Gather, from the listing beneath this task, every line holding the string "الأشياء".

____

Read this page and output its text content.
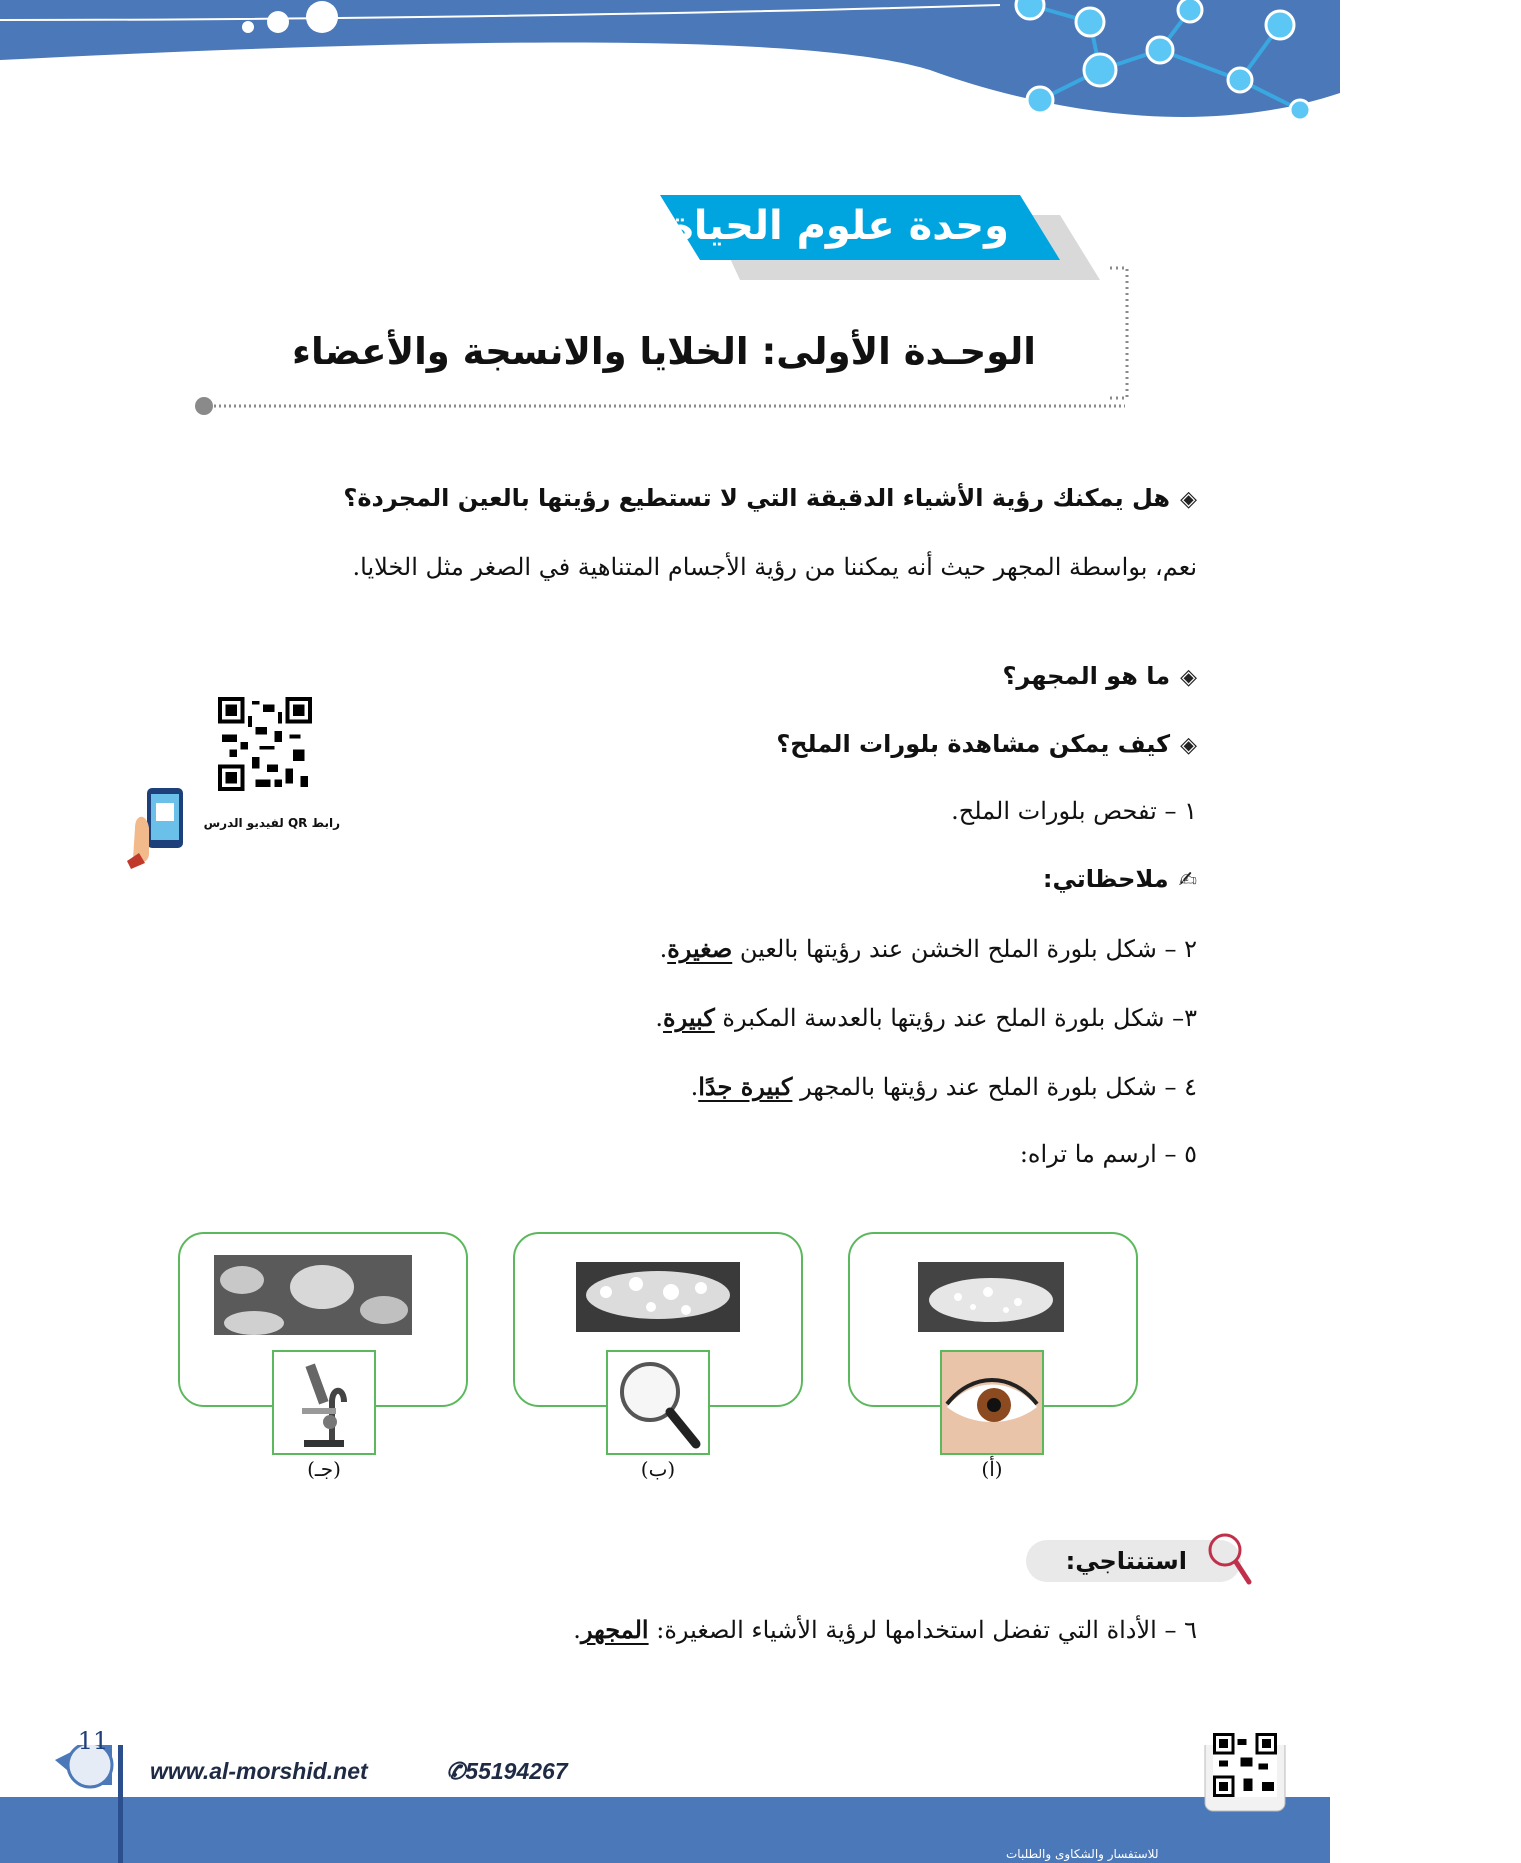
وحدة علوم الحياة
الوحـدة الأولى: الخلايا والانسجة والأعضاء
◈هل يمكنك رؤية الأشياء الدقيقة التي لا تستطيع رؤيتها بالعين المجردة؟
نعم، بواسطة المجهر حيث أنه يمكننا من رؤية الأجسام المتناهية في الصغر مثل الخلايا.
◈ما هو المجهر؟
◈كيف يمكن مشاهدة بلورات الملح؟
رابط QR لفيديو الدرس	١ – تفحص بلورات الملح.
✍ملاحظاتي:
٢ – شكل بلورة الملح الخشن عند رؤيتها بالعين صغيرة.
٣– شكل بلورة الملح عند رؤيتها بالعدسة المكبرة كبيرة.
٤ – شكل بلورة الملح عند رؤيتها بالمجهر كبيرة جدًا.
٥ – ارسم ما تراه:
(أ)
(ب)
(جـ)
استنتاجي:
٦ – الأداة التي تفضل استخدامها لرؤية الأشياء الصغيرة: المجهر.
11
www.al-morshid.net	✆55194267
للاستفسار والشكاوى والطلبات
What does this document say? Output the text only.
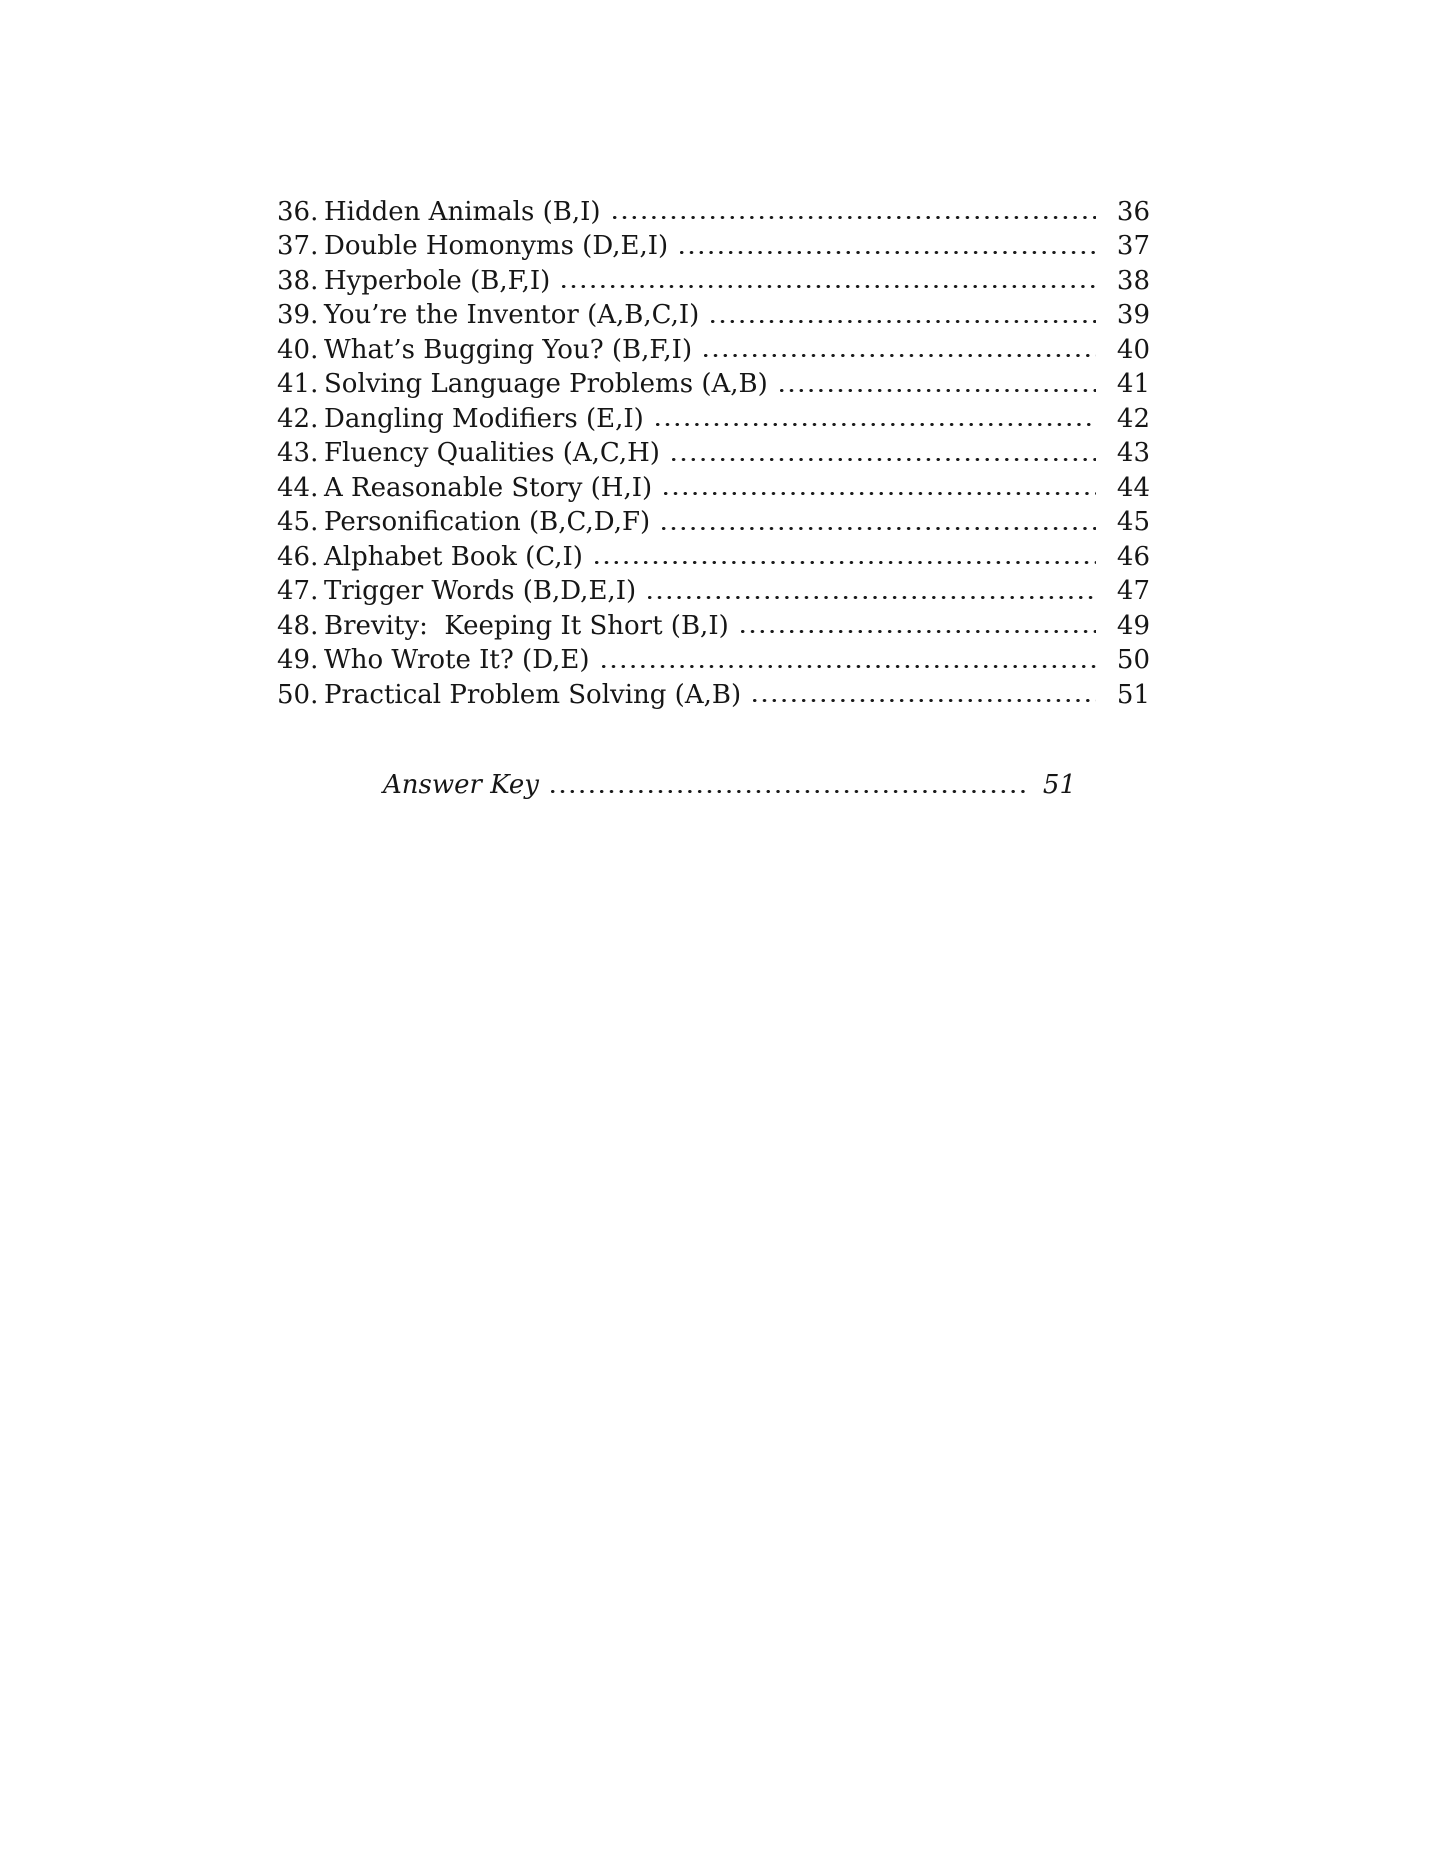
36. Hidden Animals (B,I)	36
37. Double Homonyms (D,E,I)	37
38. Hyperbole (B,F,I)	38
39. You’re the Inventor (A,B,C,I)	39
40. What’s Bugging You? (B,F,I)	40
41. Solving Language Problems (A,B)	41
42. Dangling Modifiers (E,I)	42
43. Fluency Qualities (A,C,H)	43
44. A Reasonable Story (H,I)	44
45. Personification (B,C,D,F)	45
46. Alphabet Book (C,I)	46
47. Trigger Words (B,D,E,I)	47
48. Brevity:  Keeping It Short (B,I)	49
49. Who Wrote It? (D,E)	50
50. Practical Problem Solving (A,B)	51
Answer Key	51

____

• RESPONSE TO THIS TASK
◈هل يمكنك رؤية الأشياء الدقيقة التي لا تستطيع رؤيتها بالعين المجردة؟
٦ – الأداة التي تفضل استخدامها لرؤية الأشياء الصغيرة: المجهر.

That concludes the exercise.